EXERCISE TASKS:
- a) Summarize the weekly deals roundup in two sentences.
- b) According to the weekly deals roundup, in what year was Taboola founded?
- c) Turn the paragraph of the weekly deals roundup that begins "Pedemonte was created in 2020" into a short bulleted list that keeps its main facts.

TEXT EXTRACT:
This week, acquisition and investment deals unite leading lights in adtech, luxury jewelry and British ecommerce. Plus, startups creating new approaches to ecommerce stores, food delivery, snack bar production and engagement ring buying raise funds.
Here’s a look at this week’s deals:
Yahoo takes 25% stake in Taboola
With the 30-year commercial deal, Yahoo will receive a stake of above 25% of pro forma equity in Taboola.
“Yahoo is an internet pioneer, representing one of the largest, most trusted and most sophisticated publishers in the world,” said Adam Singolda, Founder and CEO of Taboola. “Everywhere I look, I see a rocket ship growth opportunity for both of us - native, eCommerce, Video, header bidding (display) and more.
Yahoo, an internet pioneer, was taken private by funds managed by affiliates of Apollo last year. Taboola, founded in 2007, provides many of the “Around the Web" and "Recommended For You" boxes found on web-based news articles.
LVMH acquires jewlery producer
LVMH acquired Pedemonte from the Equinox III SLP SIF investment fund. Terms were not disclosed.
Pedemonte was created in 2020 via the merger of several production houses, and has about 350 employees. LVMH said the acquisition will allow the company to increase capacity in the watches and jewelry division for its houses, which include Bulgari, Tiffany & Co. and TAG Heuer.
Boohoo raises stake in Revolution Beauty
The companies already have a relationship in which Revolution Beauty products are sold through several of boohoo’s DTC brand websites, and digital department store Debenhams.

Layout annotation records:

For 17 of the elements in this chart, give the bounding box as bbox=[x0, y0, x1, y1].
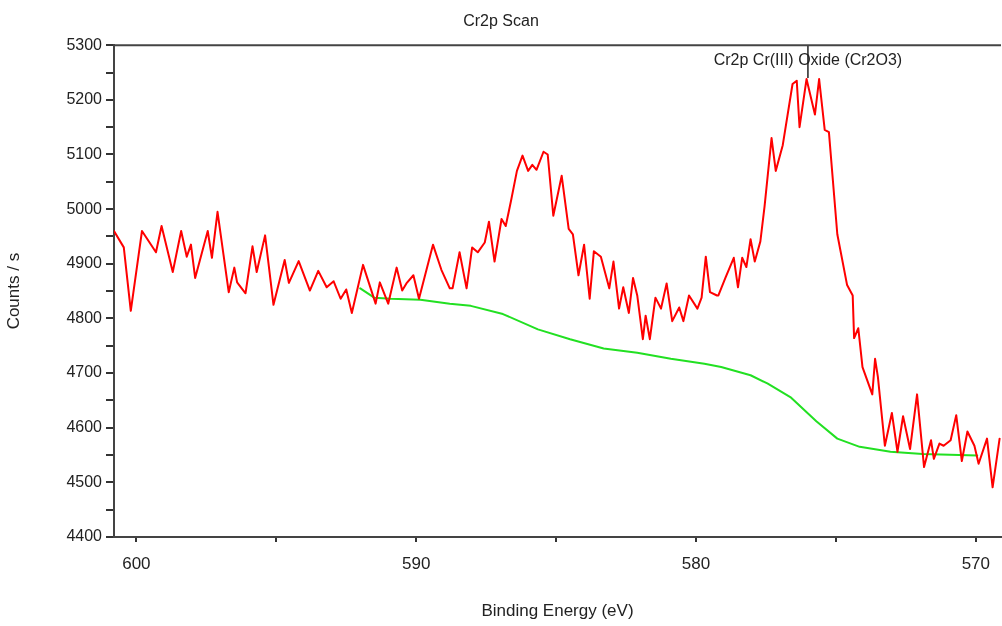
x-axis-title: Binding Energy (eV) bbox=[481, 601, 634, 621]
y-tick-label: 4400 bbox=[66, 527, 103, 545]
y-axis-title: Counts / s bbox=[3, 252, 23, 330]
y-tick-label: 5200 bbox=[66, 90, 103, 108]
x-tick-label: 600 bbox=[122, 553, 151, 573]
y-tick-label: 4800 bbox=[66, 308, 103, 326]
x-tick-label: 580 bbox=[681, 553, 711, 573]
chart-title: Cr2p Scan bbox=[463, 12, 539, 30]
y-tick-label: 5000 bbox=[66, 199, 103, 217]
x-tick-label: 590 bbox=[402, 553, 431, 573]
x-tick-label: 570 bbox=[961, 553, 991, 573]
y-tick-label: 4700 bbox=[66, 363, 103, 381]
y-tick-label: 4500 bbox=[66, 472, 103, 490]
y-tick-label: 5300 bbox=[66, 35, 103, 53]
y-tick-label: 5100 bbox=[66, 144, 103, 162]
y-tick-label: 4900 bbox=[66, 254, 103, 272]
y-tick-label: 4600 bbox=[66, 418, 103, 436]
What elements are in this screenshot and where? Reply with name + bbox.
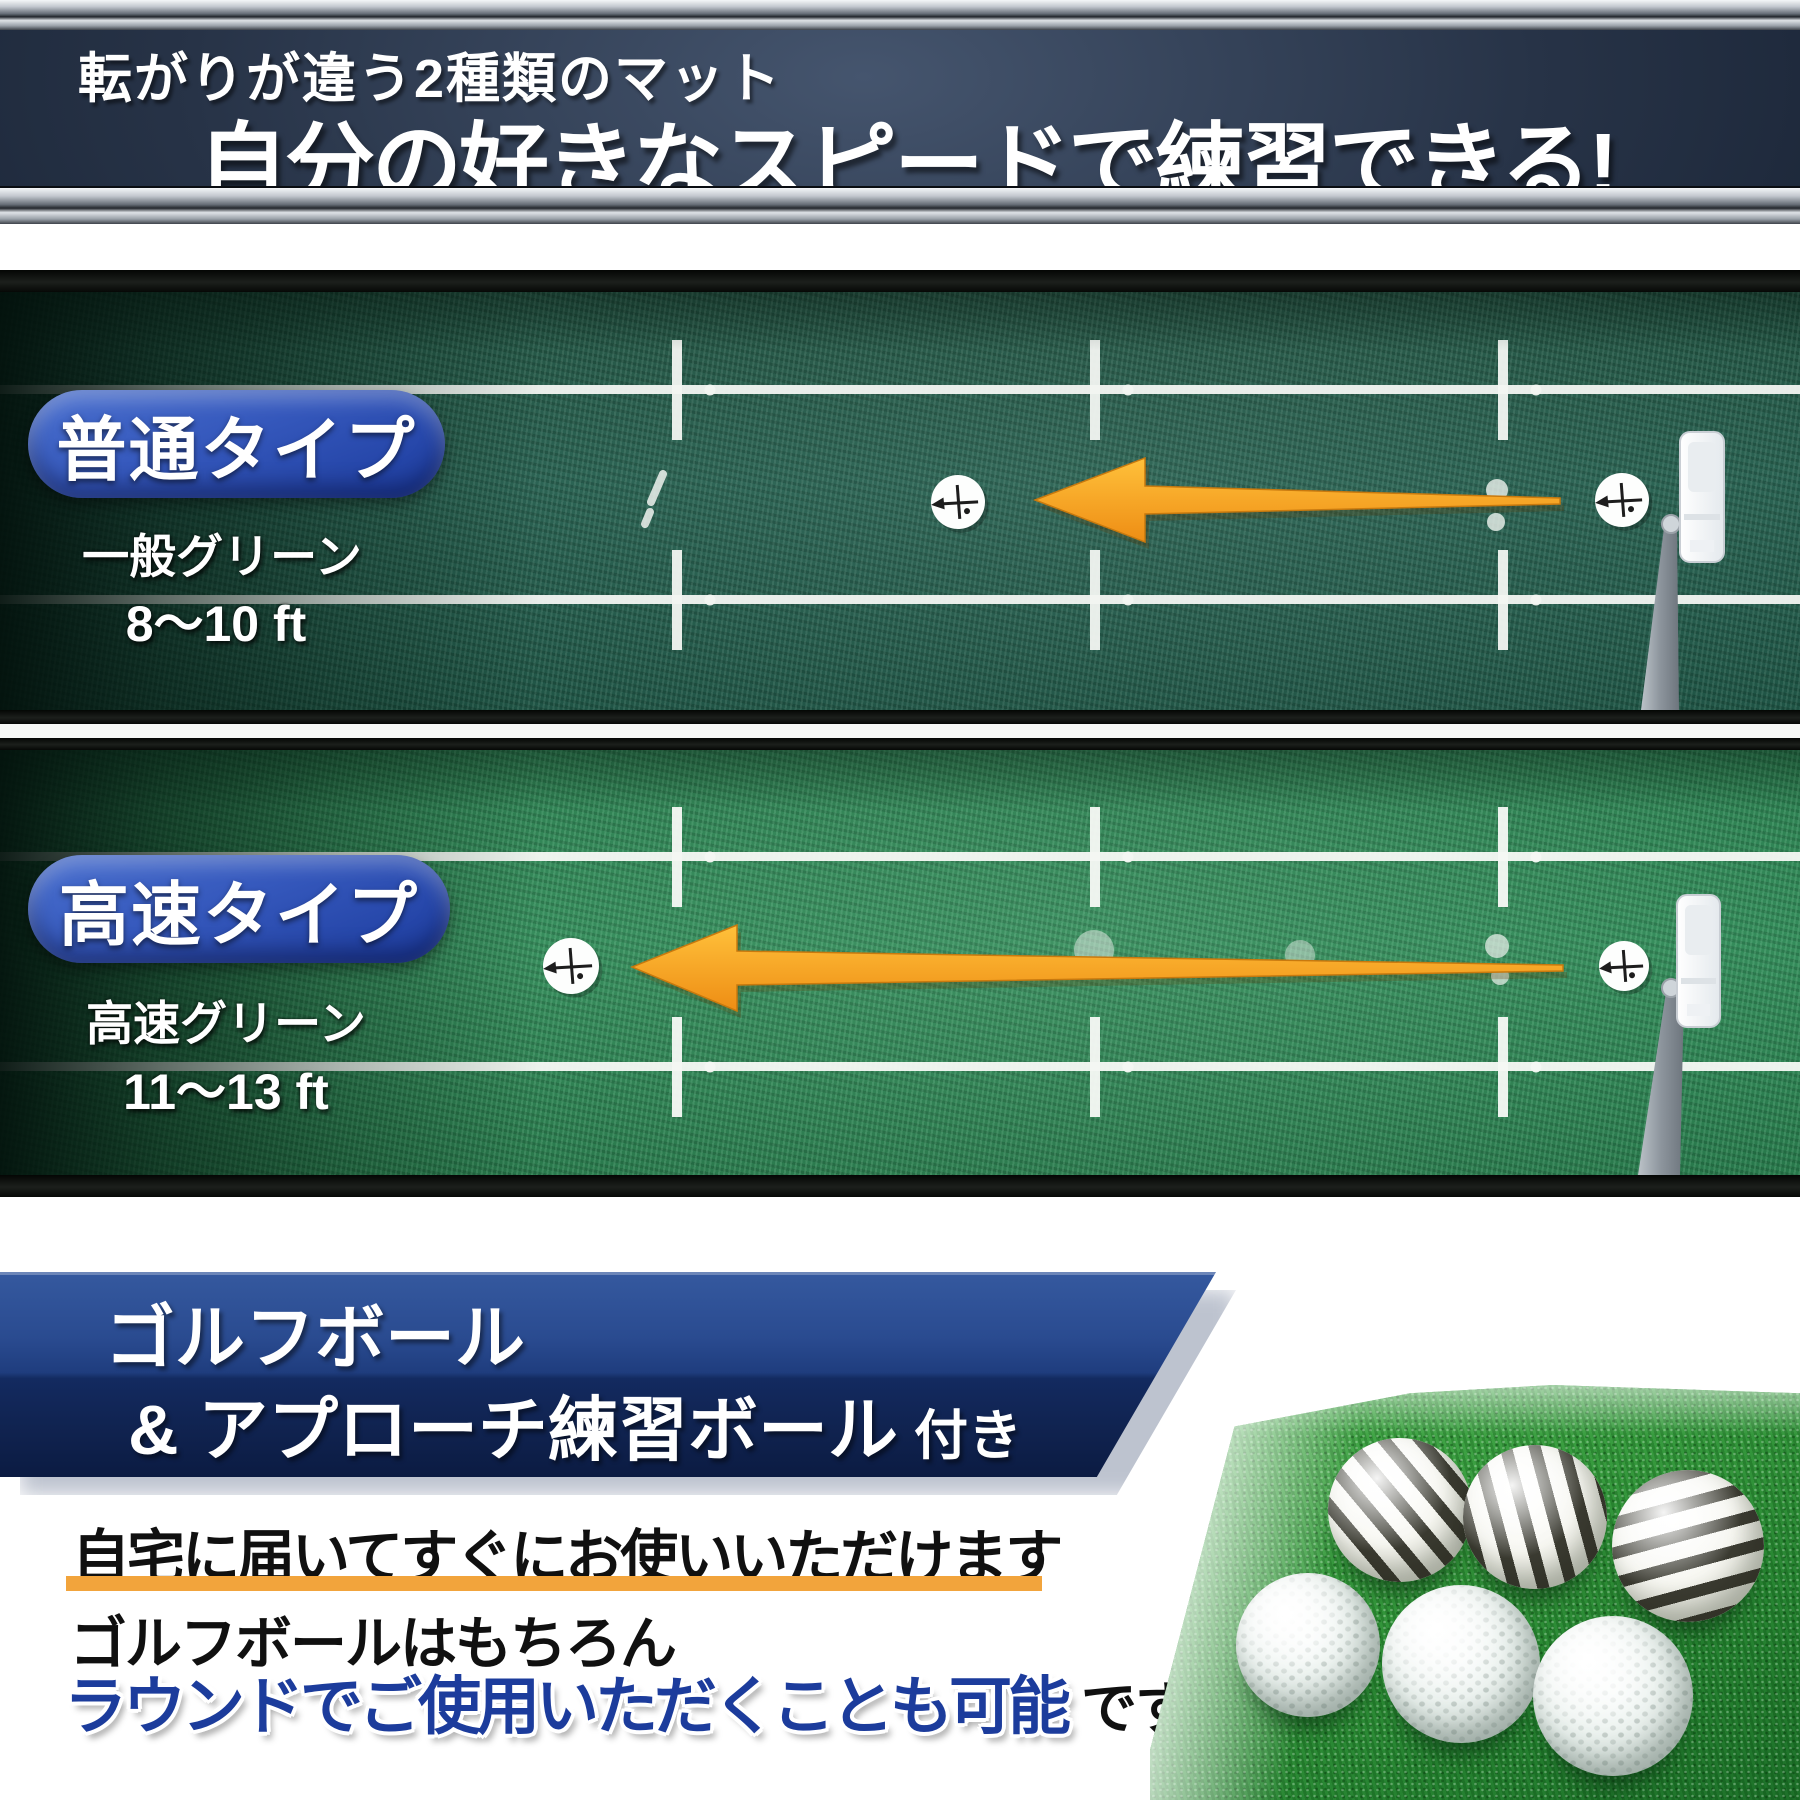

ANSWERS BY TASK:
- a) This week's acquisition and investment deals involve adtech, luxury jewelry and British ecommerce, while startups working on ecommerce stores, food delivery, snack bar production and engagement ring buying raised funds. Under a 30-year commercial deal, Yahoo will receive a stake of above 25% of pro forma equity in Taboola, and LVMH acquired the jewelry producer Pedemonte to increase capacity in its watches and jewelry division.

- b) Taboola was founded in 2007.

- c)
- Pedemonte was formed in 2020 through the merger of several production houses.
- It has about 350 employees.
- LVMH said the acquisition will increase capacity in the watches and jewelry division for its houses, which include Bulgari, Tiffany & Co. and TAG Heuer.